Items:

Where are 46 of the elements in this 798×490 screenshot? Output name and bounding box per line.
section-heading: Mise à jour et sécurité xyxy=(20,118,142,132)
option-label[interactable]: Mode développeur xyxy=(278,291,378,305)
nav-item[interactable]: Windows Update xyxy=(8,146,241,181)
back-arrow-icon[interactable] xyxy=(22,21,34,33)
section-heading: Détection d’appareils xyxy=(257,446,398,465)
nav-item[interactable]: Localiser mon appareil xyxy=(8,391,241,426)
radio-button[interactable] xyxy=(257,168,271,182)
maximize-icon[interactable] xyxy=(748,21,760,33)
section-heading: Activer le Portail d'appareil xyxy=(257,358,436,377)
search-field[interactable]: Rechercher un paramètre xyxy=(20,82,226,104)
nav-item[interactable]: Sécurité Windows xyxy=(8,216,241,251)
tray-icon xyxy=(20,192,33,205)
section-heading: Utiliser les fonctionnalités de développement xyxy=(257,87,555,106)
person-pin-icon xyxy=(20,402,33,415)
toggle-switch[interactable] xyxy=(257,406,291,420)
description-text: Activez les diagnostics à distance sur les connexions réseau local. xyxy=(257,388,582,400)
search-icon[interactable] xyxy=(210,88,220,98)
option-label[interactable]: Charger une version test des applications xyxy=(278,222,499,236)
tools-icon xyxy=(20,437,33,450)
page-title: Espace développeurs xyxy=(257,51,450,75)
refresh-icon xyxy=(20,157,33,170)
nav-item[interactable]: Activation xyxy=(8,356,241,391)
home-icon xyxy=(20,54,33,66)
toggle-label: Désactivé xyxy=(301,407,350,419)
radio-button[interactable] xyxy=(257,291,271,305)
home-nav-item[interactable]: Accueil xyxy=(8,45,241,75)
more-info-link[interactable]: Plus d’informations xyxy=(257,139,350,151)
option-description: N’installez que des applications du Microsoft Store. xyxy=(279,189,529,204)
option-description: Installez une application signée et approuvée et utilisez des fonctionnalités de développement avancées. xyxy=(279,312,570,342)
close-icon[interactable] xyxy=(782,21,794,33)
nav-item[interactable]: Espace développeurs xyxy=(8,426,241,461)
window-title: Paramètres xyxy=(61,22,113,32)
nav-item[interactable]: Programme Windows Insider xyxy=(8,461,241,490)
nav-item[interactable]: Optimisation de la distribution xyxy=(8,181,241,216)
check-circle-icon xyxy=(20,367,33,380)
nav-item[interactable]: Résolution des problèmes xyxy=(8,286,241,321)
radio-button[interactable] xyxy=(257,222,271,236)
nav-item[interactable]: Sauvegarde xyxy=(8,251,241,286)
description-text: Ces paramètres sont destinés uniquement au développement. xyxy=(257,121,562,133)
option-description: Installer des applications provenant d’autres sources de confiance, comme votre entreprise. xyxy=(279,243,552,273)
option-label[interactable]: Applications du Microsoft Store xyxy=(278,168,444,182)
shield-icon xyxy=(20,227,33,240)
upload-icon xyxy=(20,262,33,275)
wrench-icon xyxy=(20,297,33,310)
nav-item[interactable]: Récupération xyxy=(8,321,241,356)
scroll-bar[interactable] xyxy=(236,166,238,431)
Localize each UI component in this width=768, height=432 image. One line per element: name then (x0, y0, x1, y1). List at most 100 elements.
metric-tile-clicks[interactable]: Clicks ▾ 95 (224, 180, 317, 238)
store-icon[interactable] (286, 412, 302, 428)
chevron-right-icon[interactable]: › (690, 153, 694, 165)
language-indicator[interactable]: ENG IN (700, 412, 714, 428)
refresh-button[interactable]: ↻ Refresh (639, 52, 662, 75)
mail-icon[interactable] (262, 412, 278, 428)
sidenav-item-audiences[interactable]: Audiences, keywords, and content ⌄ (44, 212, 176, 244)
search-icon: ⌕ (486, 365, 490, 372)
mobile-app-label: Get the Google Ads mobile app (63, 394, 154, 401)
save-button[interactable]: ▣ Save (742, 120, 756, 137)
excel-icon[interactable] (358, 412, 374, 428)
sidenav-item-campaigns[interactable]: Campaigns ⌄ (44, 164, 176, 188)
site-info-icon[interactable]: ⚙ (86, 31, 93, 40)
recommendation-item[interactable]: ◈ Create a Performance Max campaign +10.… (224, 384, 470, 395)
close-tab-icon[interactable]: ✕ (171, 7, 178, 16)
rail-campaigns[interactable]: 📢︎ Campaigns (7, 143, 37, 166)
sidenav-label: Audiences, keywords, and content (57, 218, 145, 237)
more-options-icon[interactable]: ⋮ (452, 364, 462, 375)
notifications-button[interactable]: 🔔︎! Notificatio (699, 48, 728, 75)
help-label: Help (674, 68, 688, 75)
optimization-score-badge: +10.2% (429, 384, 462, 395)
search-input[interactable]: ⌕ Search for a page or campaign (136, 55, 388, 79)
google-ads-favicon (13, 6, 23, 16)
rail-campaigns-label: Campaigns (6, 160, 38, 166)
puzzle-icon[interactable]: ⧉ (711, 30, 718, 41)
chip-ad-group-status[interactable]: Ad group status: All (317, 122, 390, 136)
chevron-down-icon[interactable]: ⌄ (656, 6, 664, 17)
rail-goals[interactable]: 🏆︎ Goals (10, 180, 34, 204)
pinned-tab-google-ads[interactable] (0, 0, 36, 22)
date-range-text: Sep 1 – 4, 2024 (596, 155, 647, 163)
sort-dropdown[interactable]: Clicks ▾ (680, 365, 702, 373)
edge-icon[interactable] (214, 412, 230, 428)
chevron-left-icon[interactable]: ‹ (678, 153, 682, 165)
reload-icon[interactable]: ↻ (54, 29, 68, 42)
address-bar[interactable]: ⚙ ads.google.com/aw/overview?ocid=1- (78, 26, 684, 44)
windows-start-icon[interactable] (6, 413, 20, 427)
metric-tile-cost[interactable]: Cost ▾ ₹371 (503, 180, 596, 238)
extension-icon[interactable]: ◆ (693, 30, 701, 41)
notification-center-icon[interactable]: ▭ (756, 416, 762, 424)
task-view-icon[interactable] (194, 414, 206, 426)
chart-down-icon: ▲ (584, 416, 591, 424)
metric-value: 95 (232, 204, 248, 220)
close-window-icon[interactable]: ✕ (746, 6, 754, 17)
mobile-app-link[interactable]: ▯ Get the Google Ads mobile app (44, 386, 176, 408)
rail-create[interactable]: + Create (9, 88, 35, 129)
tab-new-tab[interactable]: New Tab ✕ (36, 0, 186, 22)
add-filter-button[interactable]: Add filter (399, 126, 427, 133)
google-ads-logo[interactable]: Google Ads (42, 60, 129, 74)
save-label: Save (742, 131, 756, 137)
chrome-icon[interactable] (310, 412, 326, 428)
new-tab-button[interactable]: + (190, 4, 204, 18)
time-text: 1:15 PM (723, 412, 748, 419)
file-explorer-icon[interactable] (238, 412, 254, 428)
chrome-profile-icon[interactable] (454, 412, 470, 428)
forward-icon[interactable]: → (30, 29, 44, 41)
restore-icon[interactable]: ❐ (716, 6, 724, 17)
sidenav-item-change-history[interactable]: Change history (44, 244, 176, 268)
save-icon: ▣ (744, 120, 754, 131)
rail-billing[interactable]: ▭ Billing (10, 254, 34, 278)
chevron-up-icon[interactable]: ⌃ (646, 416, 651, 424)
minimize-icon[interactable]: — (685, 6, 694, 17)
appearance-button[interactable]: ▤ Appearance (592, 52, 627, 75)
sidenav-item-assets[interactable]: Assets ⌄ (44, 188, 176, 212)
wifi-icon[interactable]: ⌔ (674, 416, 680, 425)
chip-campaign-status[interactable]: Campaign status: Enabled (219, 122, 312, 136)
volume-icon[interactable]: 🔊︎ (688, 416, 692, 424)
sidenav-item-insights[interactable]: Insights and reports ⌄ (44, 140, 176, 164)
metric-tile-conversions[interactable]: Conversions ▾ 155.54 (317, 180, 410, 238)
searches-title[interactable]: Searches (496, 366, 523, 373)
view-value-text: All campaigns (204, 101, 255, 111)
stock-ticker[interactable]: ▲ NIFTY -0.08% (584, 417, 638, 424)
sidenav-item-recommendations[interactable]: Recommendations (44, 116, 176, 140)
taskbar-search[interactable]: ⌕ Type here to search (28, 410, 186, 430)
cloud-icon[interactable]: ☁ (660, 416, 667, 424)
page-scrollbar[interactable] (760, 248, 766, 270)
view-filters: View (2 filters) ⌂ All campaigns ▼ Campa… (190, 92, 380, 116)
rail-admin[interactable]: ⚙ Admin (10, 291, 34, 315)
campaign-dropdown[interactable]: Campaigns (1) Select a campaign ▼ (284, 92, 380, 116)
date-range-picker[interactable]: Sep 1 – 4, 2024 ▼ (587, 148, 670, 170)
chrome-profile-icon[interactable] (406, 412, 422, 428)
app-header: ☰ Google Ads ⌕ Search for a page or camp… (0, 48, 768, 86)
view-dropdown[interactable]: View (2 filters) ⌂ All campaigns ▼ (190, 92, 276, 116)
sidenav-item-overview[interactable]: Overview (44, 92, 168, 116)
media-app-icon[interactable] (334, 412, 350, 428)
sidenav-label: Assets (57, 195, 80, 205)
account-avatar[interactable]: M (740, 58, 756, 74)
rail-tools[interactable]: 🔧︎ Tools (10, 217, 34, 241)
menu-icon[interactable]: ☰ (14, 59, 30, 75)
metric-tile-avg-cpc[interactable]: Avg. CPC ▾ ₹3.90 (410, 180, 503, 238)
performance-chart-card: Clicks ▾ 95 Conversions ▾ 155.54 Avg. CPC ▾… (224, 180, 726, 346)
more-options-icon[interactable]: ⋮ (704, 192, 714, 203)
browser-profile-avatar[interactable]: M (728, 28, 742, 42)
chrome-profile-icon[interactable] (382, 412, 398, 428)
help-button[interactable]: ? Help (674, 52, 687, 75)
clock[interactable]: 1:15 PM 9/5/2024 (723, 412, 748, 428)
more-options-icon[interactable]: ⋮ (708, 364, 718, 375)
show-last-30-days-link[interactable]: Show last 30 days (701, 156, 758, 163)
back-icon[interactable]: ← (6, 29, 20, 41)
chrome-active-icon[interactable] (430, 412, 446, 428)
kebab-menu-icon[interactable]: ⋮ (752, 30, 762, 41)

Given instruction: Report every line in the records above that contains the string "profile", copying each such line in full.

Answer:
chrome-profile-icon[interactable] (454, 412, 470, 428)
chrome-profile-icon[interactable] (406, 412, 422, 428)
browser-profile-avatar[interactable]: M (728, 28, 742, 42)
chrome-profile-icon[interactable] (382, 412, 398, 428)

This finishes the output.